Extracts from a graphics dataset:
— START —

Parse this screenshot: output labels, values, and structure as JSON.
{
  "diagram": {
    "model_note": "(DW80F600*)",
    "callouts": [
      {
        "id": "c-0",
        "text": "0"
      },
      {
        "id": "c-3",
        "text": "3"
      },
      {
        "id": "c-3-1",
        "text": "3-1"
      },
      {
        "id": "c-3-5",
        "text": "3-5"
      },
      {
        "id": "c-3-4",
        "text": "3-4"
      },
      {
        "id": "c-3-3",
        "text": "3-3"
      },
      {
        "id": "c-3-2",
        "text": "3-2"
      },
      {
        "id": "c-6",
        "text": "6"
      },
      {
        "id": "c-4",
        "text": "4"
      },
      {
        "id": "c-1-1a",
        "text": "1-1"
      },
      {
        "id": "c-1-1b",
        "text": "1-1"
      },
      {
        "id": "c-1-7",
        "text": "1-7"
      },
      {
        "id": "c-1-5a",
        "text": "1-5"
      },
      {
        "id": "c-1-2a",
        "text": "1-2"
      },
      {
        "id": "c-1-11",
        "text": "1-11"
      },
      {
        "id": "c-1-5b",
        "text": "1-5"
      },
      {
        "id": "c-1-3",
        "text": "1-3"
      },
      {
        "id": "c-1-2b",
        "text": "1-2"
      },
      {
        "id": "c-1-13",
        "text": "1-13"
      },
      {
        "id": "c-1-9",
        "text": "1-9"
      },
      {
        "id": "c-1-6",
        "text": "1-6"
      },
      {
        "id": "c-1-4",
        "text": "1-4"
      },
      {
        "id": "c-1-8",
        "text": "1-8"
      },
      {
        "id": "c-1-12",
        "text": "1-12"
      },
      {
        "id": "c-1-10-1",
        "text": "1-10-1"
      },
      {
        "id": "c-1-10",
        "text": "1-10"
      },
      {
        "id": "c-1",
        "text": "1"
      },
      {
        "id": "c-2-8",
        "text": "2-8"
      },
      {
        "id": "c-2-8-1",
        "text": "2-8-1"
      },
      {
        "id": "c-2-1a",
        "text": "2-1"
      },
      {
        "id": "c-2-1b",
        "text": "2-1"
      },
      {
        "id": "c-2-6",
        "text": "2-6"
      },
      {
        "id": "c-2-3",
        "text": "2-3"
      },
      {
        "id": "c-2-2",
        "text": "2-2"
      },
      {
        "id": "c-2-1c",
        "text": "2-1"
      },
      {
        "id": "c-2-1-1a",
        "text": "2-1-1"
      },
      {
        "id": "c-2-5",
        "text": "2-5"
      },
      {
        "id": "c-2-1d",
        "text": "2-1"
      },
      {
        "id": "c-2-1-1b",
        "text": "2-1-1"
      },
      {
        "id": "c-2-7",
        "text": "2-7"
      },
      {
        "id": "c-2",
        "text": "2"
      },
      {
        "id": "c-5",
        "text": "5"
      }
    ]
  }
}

— END —
— START —

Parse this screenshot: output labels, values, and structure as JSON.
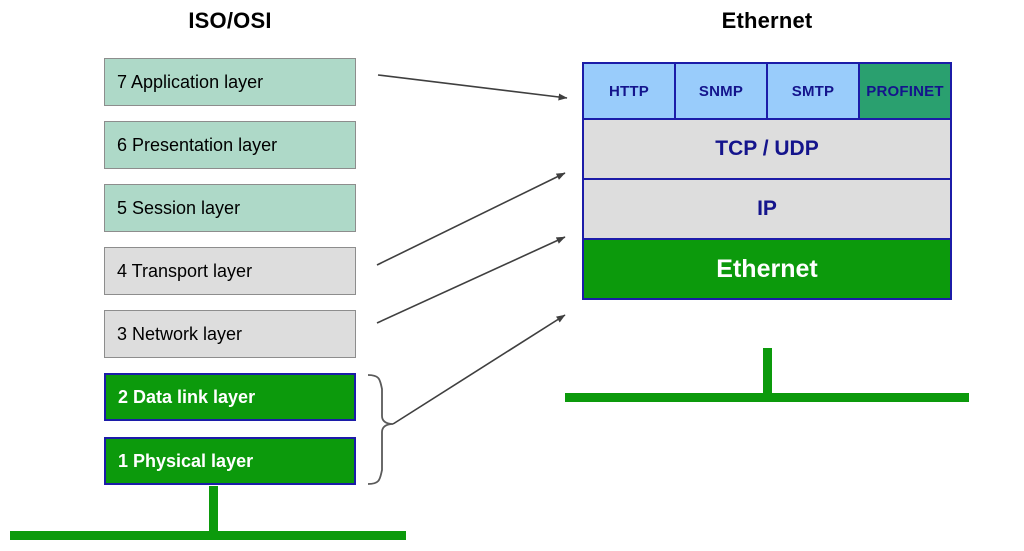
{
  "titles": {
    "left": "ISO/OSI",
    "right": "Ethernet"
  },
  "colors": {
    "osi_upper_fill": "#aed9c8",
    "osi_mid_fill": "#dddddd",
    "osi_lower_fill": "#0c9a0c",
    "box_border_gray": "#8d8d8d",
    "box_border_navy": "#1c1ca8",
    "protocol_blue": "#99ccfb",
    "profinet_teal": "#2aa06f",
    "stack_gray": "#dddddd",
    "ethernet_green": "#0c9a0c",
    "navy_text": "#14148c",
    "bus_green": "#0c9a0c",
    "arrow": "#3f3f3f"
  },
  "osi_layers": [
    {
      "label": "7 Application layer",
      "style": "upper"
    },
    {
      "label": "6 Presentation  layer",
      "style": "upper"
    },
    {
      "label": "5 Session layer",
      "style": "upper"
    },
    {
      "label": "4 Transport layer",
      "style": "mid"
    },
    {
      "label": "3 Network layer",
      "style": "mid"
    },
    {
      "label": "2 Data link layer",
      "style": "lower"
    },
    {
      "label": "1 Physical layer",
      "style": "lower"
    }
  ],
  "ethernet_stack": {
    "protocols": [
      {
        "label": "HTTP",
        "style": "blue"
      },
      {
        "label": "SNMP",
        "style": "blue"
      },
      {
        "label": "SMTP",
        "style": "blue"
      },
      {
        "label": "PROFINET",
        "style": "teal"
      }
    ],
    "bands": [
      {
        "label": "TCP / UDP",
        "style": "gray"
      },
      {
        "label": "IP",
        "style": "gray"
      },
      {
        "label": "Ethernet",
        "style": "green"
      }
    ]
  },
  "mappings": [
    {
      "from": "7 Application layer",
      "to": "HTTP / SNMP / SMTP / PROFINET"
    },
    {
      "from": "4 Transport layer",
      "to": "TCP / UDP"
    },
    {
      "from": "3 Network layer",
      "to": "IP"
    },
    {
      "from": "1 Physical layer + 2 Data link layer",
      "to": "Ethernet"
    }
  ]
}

— END —
— START —

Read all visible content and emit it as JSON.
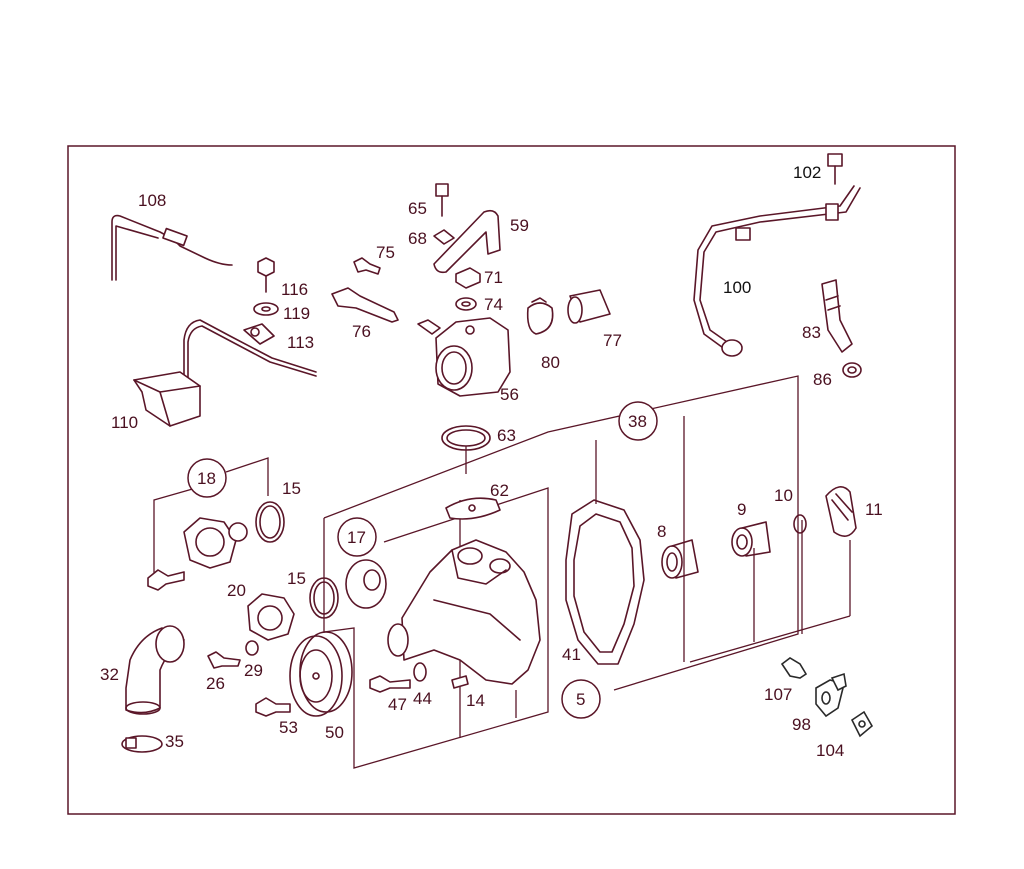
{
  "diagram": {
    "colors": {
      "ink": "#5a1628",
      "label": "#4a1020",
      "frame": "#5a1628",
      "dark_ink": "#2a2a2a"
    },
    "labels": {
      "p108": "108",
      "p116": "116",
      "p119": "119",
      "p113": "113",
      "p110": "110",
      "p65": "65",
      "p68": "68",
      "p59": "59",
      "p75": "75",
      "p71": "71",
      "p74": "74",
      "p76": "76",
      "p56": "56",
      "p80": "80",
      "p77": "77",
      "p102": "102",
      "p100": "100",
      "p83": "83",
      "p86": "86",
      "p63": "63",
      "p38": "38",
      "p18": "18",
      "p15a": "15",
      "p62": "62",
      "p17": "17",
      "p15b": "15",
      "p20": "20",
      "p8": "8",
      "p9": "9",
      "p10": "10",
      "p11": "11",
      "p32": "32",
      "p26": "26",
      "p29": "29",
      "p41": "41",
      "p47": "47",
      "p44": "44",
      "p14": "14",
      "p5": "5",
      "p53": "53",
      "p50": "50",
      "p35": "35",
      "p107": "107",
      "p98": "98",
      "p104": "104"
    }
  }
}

— END —

- Exercise directions
Filter the records, keeping only lines that contain "Network", and show those lines.

- Written answer
      "label": "3 Network layer",
      "from": "3 Network layer",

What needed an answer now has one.